RELATIONAL THEOLOGY: The Useless Discussion about God

 
The human attempts to think God without experiencing Him are always pious.
 
Yes! When our souls no longer want the revelation and its implications of living by faith, with no self-righteousness, and giving our beings over to God with no parachutes, then they come up with some “theology”.
 
More and more, people have asked me what I think about the Relational (or Process) Theology. In fact, both aren’t one due to a mere scholastic differentiation.
 
Well, without mentioning anyone’s names, I have, however, made my opinion plain in many of my writings on this website, whose contents disagree straightforwardly to such speculations.
 
However, to those who only get the point if they can see the road signs, here goes:
 
1. Trying to understand what God is like beyond Jesus’ revelation of His Father—which Jesus provided and keeps providing—is human foolishness. God is God. And humans are only expected to love Him according to what can be known of Him or what is revealed to us.
 
2. A speculation about God’s relation to the Human History that isn’t grounded on Jesus’ revelation of His Father is foolish, childish, proud and useless.

Task list
1 - In the text on relational theology, what does the first numbered point call trying to understand what God is like beyond Jesus' revelation of His Father?
2 - Carry on the text on relational theology from the point where it stops.

Information provided
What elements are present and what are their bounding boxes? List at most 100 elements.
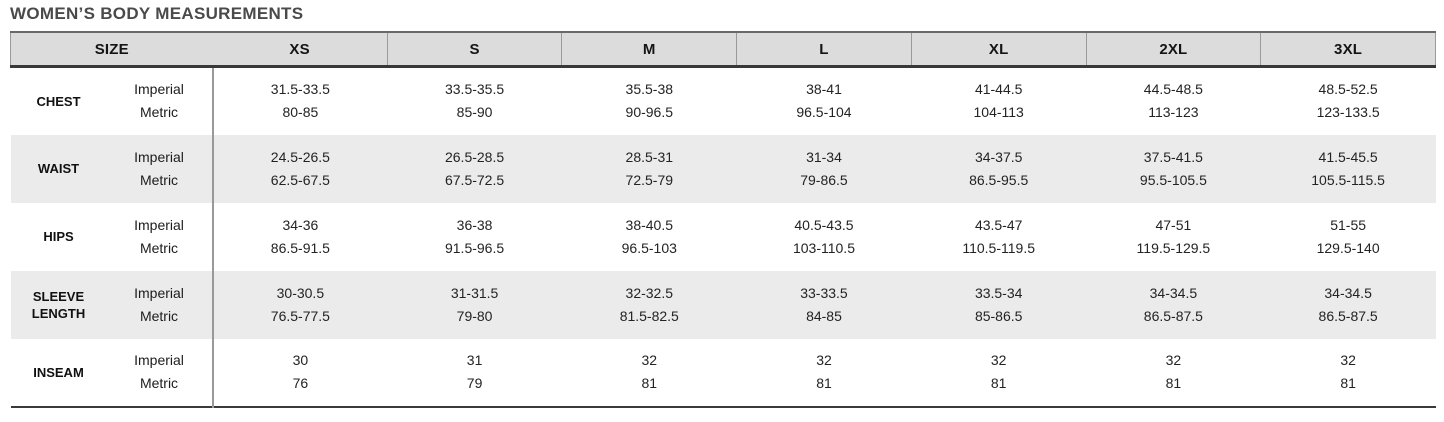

In response
1 - Human foolishness.

2 -
3. Such speculations only switch people’s attention to something that can’t be known of God to the detriment of what can be known of Him.
 
4. God isn’t known through our intellect, but through a sensitivity that is rooted and based on the human spirit. In this way, God reveals Himself without explaining Himself.
 
5. Both Calvinism and the Relational Theology are mistaken human expressions—even though they’re sincere—, because the Scripture is intentionally contradictory and paradoxical to the human senses, as what it reveals is divine, and therefore, out of the reach of any speculations that seek to systematize God.
 
6. We have to live by the humbleness of he who loves The One who cannot be understood, at the same time as we put into practice all that can be understood of Him, and which has to do with man and his relationship with God though faith and his relationship with life through love.
 
7. The Relational Theology that the Scripture teaches has nothing to do with how God is in relation to humans beyond His revelation as if it were seeking to understand God’s ways that are higher than ours. The Relational Theology that the Scripture teaches is the very same that theologians avoid in their attempt to figure out what is impossible for us to understand: Man’s relationship with God through faith.
 
8. Such a discussion is nothing but the sex of angels, because it dissimulates what is revealed, that is, that humans are supposed to relate to one another, to God and to life. The dissimulation is that they think they’re very busy thinking God.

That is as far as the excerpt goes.